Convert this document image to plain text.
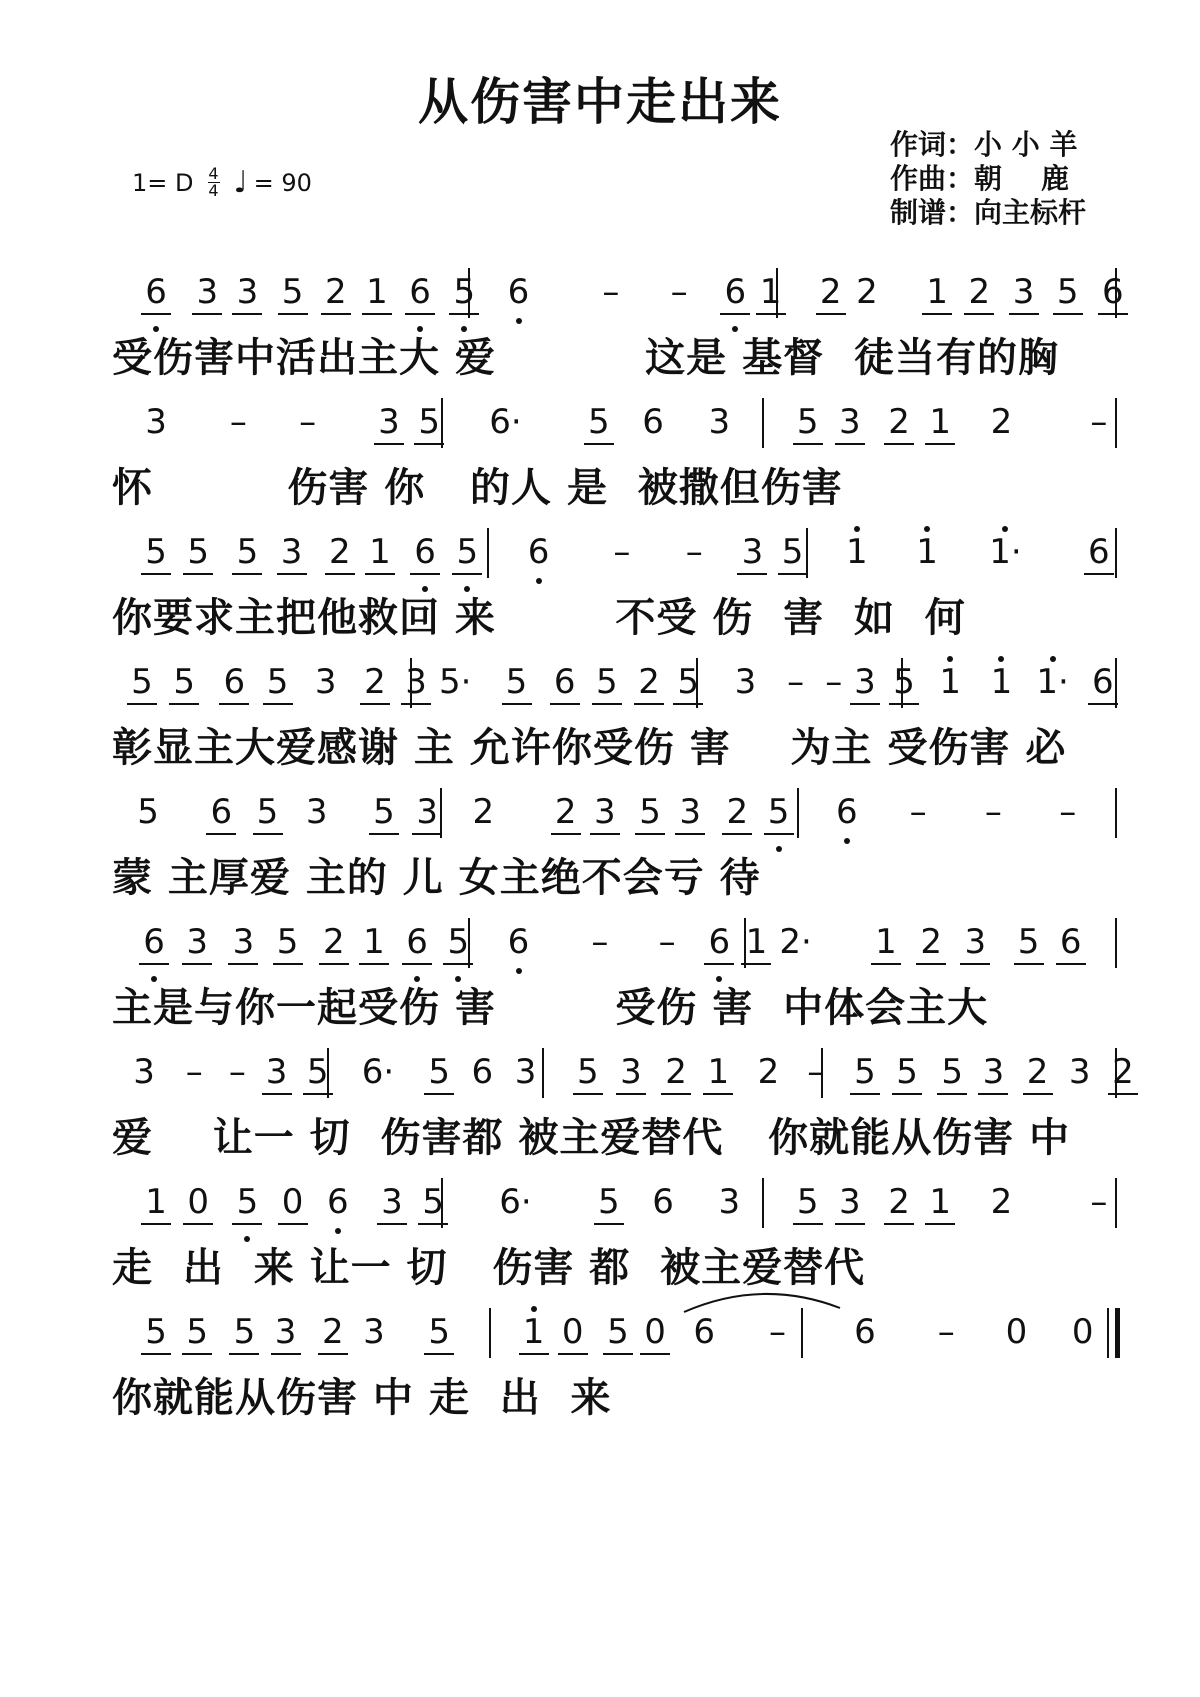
从伤害中走出来
1= D $\frac{4}{4}$ ♩ = 90
作词：小 小 羊
作曲：朝    鹿
制谱：向主标杆
6 3 3 5 2 1 6 5 6	–	–	6 1 2 2 1 2 3 5 6
受伤害中活出主大 爱          这是 基督  徒当有的胸
3	–	–	3 5 6· 5 6 3 5 3 2 1 2	–
怀         伤害 你   的人 是  被撒但伤害
5 5 5 3 2 1 6 5 6	–	–	3 5 1 1 1· 6
你要求主把他救回 来        不受 伤  害  如  何
5 5 6 5 3 2 3 5· 5 6 5 2 5 3 – – 3 5 1 1 1· 6
彰显主大爱感谢 主 允许你受伤 害    为主 受伤害 必
5 6 5 3 5 3 2 2 3 5 3 2 5 6	–	–	–
蒙 主厚爱 主的 儿 女主绝不会亏 待
6 3 3 5 2 1 6 5 6	–	– 6 1 2· 1 2 3 5 6
主是与你一起受伤 害        受伤 害  中体会主大
3 – – 3 5 6· 5 6 3 5 3 2 1 2 – 5 5 5 3 2 3 2
爱    让一 切  伤害都 被主爱替代   你就能从伤害 中
1 0 5 0 6 3 5 6· 5 6 3 5 3 2 1 2	–
走  出  来 让一 切   伤害 都  被主爱替代
5 5 5 3 2 3 5 1 0 5 0 6	–	6	–	0 0
你就能从伤害 中 走  出  来
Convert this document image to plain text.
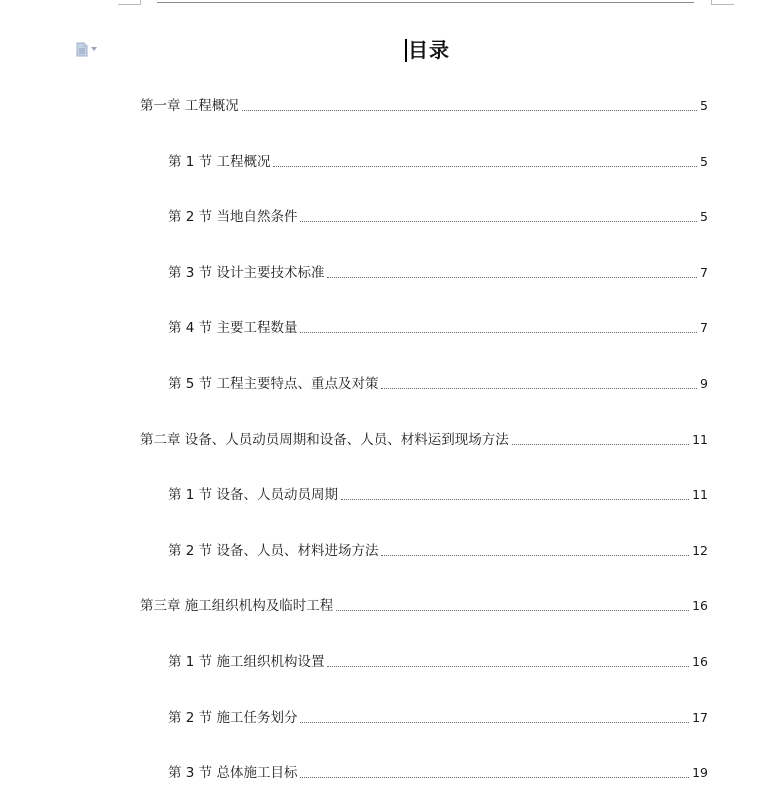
目录
第一章 工程概况	5
第 1 节 工程概况	5
第 2 节 当地自然条件	5
第 3 节 设计主要技术标准	7
第 4 节 主要工程数量	7
第 5 节 工程主要特点、重点及对策	9
第二章 设备、人员动员周期和设备、人员、材料运到现场方法	11
第 1 节 设备、人员动员周期	11
第 2 节 设备、人员、材料进场方法	12
第三章 施工组织机构及临时工程	16
第 1 节 施工组织机构设置	16
第 2 节 施工任务划分	17
第 3 节 总体施工目标	19
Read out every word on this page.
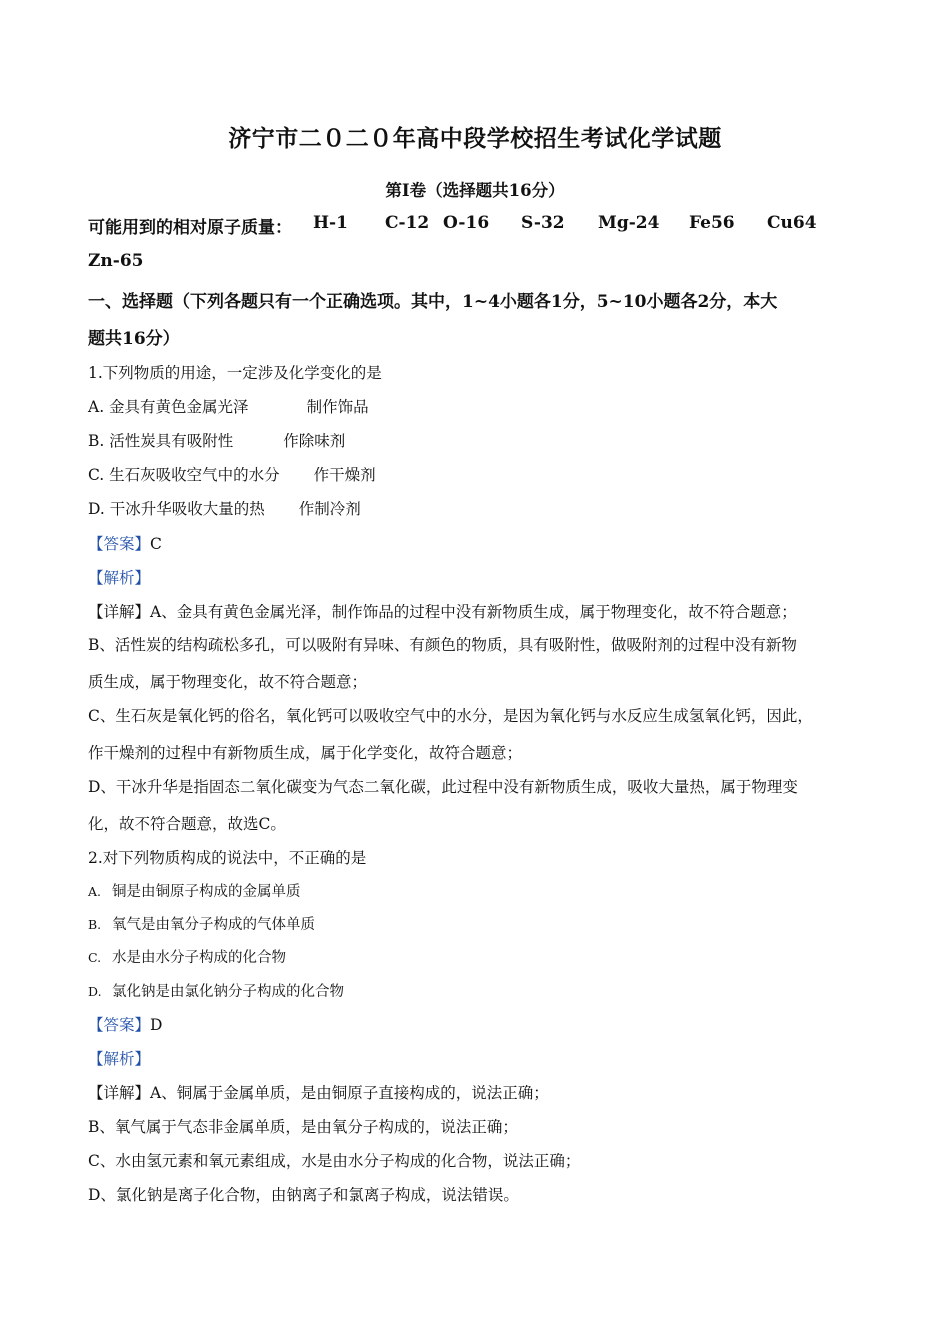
济宁市二０二０年高中段学校招生考试化学试题
第I卷（选择题共16分）
可能用到的相对原子质量： H-1 C-12 O-16 S-32 Mg-24 Fe56 Cu64
Zn-65
一、选择题（下列各题只有一个正确选项。其中，1~4小题各1分，5~10小题各2分，本大
题共16分）
1.下列物质的用途，一定涉及化学变化的是
A. 金具有黄色金属光泽	制作饰品
B. 活性炭具有吸附性	作除味剂
C. 生石灰吸收空气中的水分 作干燥剂
D. 干冰升华吸收大量的热 作制冷剂
【答案】C
【解析】
【详解】A、金具有黄色金属光泽，制作饰品的过程中没有新物质生成，属于物理变化，故不符合题意；
B、活性炭的结构疏松多孔，可以吸附有异味、有颜色的物质，具有吸附性，做吸附剂的过程中没有新物
质生成，属于物理变化，故不符合题意；
C、生石灰是氧化钙的俗名，氧化钙可以吸收空气中的水分，是因为氧化钙与水反应生成氢氧化钙，因此，
作干燥剂的过程中有新物质生成，属于化学变化，故符合题意；
D、干冰升华是指固态二氧化碳变为气态二氧化碳，此过程中没有新物质生成，吸收大量热，属于物理变
化，故不符合题意，故选C。
2.对下列物质构成的说法中，不正确的是
A. 铜是由铜原子构成的金属单质
B. 氧气是由氧分子构成的气体单质
C. 水是由水分子构成的化合物
D. 氯化钠是由氯化钠分子构成的化合物
【答案】D
【解析】
【详解】A、铜属于金属单质，是由铜原子直接构成的，说法正确；
B、氧气属于气态非金属单质，是由氧分子构成的，说法正确；
C、水由氢元素和氧元素组成，水是由水分子构成的化合物，说法正确；
D、氯化钠是离子化合物，由钠离子和氯离子构成，说法错误。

=== AIM ===
Tally the lines of the data that contain the string "说法正确" and report the total alone.

=== EXERCISE OUTPUT ===
3